▸ **Set exercise**
Reproduce only the part of the entries below that starts at the line containing "What elements are" and ends at the line containing "69, 433, 80]", with "bubble" changed to "circle" and nothing else altered.

▸ **The data**
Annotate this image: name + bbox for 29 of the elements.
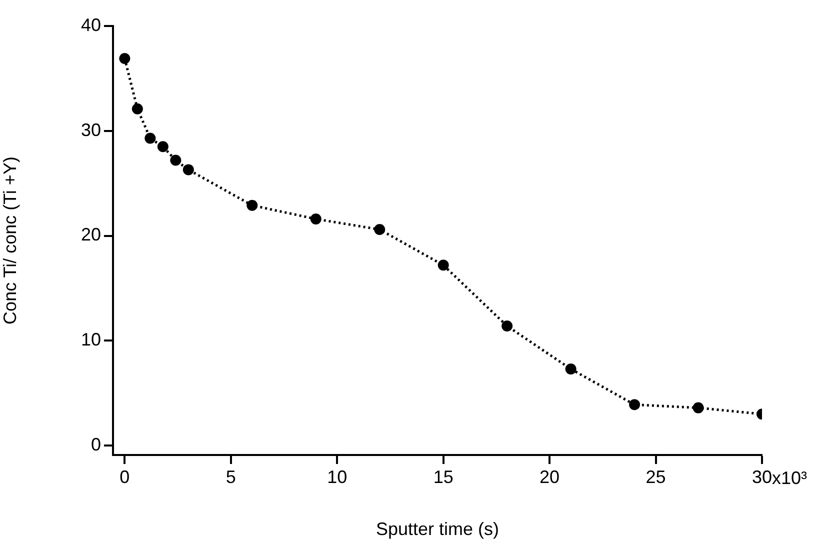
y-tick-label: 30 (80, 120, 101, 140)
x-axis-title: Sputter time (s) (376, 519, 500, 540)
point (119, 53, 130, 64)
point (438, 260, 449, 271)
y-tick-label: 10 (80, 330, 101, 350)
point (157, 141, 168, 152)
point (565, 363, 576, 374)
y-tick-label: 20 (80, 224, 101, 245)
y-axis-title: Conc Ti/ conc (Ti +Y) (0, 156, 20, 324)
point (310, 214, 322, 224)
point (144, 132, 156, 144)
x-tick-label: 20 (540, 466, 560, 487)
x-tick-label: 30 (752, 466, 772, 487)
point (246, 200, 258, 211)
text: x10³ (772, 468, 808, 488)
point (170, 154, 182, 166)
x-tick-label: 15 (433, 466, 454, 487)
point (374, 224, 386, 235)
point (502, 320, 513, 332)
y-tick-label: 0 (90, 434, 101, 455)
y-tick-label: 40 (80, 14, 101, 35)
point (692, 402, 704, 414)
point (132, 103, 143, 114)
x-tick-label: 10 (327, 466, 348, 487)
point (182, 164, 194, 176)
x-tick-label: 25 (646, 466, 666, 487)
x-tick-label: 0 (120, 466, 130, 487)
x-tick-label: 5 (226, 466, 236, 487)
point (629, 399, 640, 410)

--

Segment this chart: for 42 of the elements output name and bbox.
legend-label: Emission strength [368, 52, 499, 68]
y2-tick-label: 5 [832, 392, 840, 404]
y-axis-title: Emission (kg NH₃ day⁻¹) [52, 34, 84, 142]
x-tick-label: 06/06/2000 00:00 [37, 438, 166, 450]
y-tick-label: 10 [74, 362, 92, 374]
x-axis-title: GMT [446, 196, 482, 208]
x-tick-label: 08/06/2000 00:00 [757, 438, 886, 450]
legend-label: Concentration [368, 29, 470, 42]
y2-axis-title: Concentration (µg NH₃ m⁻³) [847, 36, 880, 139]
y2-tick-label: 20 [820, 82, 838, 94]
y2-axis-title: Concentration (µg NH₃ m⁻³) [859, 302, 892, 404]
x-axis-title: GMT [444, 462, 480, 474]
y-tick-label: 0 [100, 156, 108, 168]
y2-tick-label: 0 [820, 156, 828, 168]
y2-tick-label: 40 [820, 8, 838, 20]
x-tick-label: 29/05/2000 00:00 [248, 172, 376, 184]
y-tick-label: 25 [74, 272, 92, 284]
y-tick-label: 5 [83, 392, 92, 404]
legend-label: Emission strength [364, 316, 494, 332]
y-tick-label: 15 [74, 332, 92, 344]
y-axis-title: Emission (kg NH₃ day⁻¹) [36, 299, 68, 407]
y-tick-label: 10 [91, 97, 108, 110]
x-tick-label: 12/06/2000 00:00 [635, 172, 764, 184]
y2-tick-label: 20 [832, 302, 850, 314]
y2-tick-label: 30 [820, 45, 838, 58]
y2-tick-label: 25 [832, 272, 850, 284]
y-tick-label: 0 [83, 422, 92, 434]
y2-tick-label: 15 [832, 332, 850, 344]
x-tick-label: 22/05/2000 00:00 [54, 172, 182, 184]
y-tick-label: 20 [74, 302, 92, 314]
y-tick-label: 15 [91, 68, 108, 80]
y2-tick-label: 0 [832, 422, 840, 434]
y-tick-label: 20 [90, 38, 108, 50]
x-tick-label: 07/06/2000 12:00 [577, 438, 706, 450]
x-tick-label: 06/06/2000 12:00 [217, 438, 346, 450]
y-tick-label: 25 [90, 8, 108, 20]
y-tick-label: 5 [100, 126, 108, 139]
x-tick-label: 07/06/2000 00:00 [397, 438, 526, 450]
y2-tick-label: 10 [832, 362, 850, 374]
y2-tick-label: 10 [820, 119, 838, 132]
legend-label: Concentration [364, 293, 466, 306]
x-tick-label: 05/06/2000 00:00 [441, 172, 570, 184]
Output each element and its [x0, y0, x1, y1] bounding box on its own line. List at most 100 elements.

--

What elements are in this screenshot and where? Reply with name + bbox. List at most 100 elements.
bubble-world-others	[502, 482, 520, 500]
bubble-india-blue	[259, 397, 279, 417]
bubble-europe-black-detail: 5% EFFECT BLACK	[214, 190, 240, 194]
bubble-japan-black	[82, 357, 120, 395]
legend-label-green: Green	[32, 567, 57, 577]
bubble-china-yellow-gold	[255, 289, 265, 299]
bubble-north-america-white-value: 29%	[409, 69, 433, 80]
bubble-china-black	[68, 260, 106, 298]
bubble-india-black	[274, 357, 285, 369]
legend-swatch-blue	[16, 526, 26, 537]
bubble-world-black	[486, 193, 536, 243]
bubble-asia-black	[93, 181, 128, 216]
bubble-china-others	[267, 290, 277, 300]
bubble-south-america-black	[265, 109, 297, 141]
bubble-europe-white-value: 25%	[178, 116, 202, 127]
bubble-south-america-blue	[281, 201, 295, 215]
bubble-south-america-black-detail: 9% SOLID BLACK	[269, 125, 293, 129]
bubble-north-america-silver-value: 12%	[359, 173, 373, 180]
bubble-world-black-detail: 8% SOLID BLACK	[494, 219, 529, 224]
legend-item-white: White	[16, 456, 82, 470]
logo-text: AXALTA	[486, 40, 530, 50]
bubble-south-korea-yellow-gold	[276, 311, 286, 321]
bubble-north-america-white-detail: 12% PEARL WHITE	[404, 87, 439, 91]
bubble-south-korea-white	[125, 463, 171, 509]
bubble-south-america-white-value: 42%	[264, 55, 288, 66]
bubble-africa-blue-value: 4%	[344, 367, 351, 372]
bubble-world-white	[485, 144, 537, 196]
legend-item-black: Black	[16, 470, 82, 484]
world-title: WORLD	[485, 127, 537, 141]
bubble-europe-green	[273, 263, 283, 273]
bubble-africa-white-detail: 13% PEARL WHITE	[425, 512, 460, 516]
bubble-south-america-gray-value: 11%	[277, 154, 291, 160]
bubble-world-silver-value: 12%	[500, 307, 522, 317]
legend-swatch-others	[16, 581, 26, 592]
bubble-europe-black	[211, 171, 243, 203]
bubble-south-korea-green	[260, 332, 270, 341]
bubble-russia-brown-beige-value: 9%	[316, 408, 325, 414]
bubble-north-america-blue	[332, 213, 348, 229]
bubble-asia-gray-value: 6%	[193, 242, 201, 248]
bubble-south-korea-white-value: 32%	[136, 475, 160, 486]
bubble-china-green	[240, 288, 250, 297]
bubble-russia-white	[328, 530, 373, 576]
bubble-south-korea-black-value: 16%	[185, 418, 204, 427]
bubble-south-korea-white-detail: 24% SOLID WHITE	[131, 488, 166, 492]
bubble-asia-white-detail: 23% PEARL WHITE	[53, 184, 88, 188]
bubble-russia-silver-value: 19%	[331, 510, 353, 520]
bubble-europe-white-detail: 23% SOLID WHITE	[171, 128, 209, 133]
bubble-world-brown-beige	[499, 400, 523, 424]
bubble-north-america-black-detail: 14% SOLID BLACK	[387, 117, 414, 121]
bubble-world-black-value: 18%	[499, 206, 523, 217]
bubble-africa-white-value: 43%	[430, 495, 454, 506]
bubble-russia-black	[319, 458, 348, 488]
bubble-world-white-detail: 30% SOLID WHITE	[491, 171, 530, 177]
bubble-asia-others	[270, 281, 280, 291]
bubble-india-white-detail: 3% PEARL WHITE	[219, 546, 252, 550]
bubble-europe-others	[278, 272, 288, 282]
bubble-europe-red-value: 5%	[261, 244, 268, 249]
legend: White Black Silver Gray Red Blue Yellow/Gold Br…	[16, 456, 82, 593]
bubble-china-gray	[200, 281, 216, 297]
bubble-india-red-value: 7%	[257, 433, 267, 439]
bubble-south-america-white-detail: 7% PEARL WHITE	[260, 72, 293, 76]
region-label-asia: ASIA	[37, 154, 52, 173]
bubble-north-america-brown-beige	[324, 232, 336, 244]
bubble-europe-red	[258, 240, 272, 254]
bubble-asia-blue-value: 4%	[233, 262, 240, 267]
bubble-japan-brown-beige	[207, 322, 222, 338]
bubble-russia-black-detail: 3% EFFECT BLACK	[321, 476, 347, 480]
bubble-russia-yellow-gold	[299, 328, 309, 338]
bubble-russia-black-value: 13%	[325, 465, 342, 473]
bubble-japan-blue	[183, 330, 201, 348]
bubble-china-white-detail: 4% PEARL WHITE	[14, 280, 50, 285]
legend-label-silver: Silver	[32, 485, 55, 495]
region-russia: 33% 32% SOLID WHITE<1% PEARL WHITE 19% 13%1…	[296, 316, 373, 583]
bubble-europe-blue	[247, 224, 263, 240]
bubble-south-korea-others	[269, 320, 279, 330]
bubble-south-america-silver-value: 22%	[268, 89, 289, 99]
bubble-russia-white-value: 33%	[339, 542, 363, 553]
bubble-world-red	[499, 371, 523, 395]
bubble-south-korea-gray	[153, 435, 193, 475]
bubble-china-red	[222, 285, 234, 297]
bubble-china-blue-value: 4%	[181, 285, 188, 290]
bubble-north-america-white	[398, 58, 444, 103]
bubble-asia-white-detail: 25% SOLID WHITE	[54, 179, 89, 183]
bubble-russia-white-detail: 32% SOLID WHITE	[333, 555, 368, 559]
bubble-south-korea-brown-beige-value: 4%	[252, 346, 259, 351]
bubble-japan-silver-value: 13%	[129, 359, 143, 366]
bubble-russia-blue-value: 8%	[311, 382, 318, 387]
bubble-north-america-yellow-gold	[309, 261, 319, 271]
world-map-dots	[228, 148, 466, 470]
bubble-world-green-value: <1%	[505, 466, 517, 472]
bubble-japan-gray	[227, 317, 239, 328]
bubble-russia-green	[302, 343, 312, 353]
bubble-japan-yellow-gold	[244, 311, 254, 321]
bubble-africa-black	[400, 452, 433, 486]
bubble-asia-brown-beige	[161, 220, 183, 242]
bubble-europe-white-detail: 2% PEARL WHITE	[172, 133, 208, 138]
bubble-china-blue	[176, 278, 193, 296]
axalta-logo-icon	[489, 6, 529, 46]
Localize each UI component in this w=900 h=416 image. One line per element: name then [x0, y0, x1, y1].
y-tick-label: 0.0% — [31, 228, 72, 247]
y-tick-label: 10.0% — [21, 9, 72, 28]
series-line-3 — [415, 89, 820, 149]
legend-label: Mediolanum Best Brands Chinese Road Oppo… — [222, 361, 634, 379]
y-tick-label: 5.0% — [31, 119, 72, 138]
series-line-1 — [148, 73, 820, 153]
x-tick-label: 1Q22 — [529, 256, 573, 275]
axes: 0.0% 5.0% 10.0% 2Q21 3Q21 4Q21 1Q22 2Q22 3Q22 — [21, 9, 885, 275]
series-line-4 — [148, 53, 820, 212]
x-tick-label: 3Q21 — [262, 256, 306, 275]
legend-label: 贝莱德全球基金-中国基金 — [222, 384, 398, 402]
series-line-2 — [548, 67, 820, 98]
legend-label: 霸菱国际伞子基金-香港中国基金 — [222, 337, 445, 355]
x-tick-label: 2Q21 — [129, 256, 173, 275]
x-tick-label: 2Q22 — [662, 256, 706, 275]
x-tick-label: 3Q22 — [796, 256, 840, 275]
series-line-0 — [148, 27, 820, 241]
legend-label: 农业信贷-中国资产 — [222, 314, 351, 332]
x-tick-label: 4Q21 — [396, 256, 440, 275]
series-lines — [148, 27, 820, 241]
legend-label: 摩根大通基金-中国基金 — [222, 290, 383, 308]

▸ **Result**
What elements are in this screenshot and where? Reply with name + bbox. List at most 100 elements.
circle-world-others	[502, 482, 520, 500]
circle-india-blue	[259, 397, 279, 417]
circle-europe-black-detail: 5% EFFECT BLACK	[214, 190, 240, 194]
circle-japan-black	[82, 357, 120, 395]
legend-label-green: Green	[32, 567, 57, 577]
circle-china-yellow-gold	[255, 289, 265, 299]
circle-north-america-white-value: 29%	[409, 69, 433, 80]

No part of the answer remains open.